■ Task requirements
Scan the following material for the string "climatology" and copy each line in which it appears.

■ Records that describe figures
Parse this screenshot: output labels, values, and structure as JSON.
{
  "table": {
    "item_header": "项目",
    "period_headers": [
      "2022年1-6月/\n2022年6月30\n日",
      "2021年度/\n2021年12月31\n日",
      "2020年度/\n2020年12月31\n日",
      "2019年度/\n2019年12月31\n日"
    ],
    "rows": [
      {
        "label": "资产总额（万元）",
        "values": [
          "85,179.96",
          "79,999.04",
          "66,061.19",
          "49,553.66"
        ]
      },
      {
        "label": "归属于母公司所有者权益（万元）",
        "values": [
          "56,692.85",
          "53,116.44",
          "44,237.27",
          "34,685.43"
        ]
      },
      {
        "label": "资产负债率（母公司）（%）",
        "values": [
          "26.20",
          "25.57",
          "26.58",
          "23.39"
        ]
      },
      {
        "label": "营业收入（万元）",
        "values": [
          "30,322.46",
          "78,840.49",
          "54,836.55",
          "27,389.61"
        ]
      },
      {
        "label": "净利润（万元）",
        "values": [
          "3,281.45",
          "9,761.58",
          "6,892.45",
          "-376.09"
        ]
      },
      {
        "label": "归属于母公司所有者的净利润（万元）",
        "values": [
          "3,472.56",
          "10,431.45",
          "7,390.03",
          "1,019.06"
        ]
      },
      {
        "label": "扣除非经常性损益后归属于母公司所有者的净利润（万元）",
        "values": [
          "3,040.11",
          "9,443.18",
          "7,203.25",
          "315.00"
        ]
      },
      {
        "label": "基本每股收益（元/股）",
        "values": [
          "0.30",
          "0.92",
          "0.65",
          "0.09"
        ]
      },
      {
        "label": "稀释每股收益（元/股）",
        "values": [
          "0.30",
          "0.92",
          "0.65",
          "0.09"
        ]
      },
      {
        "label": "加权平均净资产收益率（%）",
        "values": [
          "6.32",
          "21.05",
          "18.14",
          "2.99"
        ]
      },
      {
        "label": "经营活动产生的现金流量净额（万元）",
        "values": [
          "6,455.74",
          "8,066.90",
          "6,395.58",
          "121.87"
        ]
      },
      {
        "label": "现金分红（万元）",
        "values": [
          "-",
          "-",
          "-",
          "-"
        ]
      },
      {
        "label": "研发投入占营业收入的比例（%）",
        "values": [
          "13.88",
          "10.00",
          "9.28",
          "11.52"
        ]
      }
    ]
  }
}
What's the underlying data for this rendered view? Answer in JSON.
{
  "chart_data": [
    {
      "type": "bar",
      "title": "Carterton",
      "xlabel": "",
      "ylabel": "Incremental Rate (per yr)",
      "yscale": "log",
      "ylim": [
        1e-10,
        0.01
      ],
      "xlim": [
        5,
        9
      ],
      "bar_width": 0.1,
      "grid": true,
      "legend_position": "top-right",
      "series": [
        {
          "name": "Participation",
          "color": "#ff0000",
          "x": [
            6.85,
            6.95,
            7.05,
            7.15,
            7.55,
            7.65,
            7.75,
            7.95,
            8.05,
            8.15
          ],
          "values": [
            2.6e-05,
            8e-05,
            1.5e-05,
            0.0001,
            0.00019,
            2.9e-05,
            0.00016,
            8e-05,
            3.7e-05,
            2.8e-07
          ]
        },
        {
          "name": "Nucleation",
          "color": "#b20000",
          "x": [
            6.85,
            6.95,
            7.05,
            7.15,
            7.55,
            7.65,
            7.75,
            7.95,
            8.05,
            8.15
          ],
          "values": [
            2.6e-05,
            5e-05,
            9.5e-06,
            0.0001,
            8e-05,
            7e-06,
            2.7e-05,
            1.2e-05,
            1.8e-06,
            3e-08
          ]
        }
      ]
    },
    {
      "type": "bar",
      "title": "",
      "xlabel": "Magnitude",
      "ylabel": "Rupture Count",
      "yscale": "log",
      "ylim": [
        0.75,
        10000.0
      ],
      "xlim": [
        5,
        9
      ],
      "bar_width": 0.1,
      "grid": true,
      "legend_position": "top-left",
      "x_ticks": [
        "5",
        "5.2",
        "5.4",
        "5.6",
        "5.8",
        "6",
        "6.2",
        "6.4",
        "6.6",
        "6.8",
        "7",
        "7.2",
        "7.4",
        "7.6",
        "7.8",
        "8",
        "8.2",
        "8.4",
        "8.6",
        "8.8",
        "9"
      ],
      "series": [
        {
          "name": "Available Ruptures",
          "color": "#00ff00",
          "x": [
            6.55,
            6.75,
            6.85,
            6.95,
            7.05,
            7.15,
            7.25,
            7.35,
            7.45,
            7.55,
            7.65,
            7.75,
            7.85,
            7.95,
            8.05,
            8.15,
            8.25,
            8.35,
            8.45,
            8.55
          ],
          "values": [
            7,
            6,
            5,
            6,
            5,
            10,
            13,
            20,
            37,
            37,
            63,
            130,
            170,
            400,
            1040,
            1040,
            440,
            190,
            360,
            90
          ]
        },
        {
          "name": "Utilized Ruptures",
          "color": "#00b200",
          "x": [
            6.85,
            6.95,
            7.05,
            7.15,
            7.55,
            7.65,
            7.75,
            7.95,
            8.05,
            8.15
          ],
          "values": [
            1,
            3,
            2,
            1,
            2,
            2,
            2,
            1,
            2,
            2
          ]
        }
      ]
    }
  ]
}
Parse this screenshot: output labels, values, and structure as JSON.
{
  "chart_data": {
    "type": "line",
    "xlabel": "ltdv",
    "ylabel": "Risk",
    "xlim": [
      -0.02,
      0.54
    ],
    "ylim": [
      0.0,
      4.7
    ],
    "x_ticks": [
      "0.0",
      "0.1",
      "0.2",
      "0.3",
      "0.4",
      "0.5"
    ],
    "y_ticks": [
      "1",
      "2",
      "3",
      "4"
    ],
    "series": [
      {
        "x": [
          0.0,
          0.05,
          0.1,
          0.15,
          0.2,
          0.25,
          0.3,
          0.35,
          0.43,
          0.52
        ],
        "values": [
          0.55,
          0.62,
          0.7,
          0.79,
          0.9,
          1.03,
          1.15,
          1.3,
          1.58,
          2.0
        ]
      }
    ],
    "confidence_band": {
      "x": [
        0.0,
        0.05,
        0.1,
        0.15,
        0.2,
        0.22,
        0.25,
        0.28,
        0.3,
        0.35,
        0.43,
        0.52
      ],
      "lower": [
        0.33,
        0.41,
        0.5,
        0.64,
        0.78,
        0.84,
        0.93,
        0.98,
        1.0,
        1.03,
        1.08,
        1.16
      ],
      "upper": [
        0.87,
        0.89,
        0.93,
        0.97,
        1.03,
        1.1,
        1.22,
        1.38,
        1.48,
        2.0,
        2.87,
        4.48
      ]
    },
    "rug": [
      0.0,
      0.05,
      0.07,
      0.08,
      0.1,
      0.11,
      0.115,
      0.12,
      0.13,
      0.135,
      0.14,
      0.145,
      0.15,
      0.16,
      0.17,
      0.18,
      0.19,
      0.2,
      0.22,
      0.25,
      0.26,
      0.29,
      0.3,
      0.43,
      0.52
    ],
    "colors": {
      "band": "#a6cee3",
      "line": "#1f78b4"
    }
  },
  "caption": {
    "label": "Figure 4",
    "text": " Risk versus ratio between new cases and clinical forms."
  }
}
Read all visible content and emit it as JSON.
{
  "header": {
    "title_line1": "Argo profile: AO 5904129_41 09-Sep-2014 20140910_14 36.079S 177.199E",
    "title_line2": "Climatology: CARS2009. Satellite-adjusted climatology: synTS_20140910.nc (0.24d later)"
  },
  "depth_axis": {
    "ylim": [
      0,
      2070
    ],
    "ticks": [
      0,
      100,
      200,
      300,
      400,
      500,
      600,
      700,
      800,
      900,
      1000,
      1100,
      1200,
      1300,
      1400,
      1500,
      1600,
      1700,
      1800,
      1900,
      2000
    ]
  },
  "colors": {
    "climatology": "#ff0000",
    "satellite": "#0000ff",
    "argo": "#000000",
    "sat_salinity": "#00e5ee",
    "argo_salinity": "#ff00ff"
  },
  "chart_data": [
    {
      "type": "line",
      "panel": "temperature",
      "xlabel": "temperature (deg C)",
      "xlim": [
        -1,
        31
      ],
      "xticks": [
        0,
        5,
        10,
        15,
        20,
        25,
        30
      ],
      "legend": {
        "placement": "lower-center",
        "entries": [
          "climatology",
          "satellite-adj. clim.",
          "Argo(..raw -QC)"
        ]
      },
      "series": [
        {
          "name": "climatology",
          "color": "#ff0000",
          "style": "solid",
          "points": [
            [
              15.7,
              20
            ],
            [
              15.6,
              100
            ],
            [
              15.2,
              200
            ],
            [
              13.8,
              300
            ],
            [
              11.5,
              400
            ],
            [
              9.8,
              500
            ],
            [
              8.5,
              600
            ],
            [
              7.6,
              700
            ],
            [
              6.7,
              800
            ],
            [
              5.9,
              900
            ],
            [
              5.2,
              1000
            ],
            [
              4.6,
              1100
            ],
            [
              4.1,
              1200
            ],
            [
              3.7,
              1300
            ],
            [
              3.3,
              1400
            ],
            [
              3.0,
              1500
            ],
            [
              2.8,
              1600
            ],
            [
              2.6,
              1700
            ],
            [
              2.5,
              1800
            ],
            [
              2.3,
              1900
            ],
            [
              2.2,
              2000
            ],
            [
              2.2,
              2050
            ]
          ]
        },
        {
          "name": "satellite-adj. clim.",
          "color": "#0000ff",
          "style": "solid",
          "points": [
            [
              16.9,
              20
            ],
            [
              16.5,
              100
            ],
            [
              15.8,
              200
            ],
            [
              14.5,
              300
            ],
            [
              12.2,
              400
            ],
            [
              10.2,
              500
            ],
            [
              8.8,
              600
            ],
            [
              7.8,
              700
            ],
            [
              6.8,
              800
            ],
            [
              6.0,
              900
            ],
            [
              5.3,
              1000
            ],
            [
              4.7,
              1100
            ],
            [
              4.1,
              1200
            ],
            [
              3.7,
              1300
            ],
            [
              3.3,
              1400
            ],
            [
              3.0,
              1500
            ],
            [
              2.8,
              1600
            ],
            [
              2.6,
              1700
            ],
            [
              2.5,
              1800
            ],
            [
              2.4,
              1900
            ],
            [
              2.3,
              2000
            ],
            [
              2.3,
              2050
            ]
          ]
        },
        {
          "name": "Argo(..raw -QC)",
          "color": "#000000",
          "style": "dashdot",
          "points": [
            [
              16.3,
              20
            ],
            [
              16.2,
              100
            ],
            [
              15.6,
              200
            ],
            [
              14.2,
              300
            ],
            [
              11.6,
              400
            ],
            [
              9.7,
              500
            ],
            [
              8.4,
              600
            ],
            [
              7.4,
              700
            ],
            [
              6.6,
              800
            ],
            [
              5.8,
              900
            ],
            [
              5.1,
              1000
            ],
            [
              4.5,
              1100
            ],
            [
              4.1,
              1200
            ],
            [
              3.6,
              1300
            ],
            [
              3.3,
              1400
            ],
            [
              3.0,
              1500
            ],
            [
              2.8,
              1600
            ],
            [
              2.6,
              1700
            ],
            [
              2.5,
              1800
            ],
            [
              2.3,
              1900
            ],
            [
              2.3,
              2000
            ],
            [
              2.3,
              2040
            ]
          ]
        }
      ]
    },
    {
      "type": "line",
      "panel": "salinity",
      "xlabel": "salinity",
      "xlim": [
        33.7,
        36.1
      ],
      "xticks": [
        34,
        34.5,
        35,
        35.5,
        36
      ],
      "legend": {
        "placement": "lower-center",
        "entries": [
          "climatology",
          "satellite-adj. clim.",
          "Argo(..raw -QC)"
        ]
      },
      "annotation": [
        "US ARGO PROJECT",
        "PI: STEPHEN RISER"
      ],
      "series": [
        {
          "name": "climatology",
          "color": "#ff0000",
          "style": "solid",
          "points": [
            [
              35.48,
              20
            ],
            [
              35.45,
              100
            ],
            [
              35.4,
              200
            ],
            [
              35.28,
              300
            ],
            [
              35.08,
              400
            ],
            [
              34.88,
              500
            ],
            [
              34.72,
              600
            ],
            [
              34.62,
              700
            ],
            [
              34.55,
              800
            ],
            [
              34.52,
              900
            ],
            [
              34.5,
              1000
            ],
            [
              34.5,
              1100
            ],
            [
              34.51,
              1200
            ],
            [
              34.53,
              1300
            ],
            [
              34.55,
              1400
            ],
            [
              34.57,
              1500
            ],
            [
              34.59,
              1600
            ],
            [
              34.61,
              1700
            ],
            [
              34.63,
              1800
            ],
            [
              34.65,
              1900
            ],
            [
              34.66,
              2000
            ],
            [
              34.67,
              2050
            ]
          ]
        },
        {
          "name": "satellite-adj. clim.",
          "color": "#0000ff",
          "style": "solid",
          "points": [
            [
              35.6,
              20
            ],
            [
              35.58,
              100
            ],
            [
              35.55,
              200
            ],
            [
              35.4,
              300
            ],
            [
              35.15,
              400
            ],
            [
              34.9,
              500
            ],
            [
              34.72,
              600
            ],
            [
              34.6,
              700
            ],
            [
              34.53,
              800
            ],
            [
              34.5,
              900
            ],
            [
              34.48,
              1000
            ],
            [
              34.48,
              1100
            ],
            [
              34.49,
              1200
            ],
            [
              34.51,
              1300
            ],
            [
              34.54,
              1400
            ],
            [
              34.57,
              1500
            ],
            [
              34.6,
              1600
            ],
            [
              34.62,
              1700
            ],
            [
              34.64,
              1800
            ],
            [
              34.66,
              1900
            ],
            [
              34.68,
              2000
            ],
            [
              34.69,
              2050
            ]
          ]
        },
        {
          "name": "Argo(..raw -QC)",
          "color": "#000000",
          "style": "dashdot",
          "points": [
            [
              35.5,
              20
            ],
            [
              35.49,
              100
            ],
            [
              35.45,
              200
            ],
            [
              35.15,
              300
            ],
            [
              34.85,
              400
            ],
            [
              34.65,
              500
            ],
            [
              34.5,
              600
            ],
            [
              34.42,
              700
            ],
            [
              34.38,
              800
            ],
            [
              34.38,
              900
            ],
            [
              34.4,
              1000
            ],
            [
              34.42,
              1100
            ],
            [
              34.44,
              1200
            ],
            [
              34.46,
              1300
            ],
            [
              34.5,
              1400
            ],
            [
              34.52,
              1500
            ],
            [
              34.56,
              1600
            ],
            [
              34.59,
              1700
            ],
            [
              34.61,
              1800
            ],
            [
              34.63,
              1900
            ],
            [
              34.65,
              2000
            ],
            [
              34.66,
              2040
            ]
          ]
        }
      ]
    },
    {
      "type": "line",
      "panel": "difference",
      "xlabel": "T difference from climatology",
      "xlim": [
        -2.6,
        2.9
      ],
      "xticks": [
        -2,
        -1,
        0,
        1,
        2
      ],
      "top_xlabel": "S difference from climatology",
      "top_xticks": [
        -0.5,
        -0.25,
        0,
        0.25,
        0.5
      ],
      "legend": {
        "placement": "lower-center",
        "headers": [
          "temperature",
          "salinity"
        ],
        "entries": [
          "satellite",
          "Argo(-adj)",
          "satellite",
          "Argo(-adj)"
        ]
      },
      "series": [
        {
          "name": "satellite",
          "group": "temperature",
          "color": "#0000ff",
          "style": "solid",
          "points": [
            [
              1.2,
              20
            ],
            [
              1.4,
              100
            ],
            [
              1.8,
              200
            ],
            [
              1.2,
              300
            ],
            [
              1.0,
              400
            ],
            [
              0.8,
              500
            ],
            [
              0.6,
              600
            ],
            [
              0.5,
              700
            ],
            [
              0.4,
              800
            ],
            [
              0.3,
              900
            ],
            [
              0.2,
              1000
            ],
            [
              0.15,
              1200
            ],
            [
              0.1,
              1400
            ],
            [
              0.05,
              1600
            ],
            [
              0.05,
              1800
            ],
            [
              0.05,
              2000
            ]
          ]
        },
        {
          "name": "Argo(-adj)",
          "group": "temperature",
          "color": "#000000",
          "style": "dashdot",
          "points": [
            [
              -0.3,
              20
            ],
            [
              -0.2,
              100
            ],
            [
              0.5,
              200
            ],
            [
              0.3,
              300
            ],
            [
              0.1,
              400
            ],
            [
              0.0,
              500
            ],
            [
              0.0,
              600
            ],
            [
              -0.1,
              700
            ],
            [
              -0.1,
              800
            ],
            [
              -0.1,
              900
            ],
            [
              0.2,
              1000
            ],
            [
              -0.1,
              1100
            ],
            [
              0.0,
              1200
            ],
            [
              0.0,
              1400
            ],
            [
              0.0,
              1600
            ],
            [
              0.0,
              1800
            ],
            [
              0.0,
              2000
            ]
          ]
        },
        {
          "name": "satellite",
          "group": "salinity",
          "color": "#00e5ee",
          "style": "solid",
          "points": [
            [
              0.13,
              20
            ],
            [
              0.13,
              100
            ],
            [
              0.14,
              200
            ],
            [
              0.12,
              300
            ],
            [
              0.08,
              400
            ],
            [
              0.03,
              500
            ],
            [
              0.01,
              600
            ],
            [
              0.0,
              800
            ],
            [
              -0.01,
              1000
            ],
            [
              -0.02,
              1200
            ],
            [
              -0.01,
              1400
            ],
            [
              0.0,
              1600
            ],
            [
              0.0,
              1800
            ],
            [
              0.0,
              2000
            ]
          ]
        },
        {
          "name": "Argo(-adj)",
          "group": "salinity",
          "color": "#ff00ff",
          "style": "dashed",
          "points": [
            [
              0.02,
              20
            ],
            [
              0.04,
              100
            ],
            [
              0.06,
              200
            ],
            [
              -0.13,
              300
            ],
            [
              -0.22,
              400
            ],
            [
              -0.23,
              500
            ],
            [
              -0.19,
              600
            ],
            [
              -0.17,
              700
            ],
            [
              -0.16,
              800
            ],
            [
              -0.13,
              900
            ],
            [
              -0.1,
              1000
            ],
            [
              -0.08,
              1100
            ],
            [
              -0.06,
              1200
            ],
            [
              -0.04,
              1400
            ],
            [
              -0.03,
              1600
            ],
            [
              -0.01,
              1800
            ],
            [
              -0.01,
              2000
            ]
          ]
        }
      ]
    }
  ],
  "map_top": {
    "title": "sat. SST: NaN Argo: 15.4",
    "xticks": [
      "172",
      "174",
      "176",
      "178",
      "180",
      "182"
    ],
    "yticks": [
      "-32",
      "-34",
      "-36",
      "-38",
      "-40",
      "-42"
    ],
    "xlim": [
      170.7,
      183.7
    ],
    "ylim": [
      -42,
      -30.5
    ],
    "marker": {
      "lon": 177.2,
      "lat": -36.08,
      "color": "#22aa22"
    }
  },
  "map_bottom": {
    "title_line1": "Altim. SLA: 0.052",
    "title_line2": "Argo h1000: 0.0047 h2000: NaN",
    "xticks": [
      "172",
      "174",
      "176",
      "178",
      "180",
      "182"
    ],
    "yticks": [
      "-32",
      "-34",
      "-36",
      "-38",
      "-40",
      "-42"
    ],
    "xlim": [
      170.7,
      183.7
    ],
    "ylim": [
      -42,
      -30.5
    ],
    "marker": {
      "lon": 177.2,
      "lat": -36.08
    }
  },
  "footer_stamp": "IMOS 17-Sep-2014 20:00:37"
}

■ Output for this task
    "title_line2": "Climatology: CARS2009. Satellite-adjusted climatology: synTS_20140910.nc (0.24d later)"
    "climatology": "#ff0000",
          "climatology",
          "name": "climatology",
          "climatology",
          "name": "climatology",
      "xlabel": "T difference from climatology",
      "top_xlabel": "S difference from climatology",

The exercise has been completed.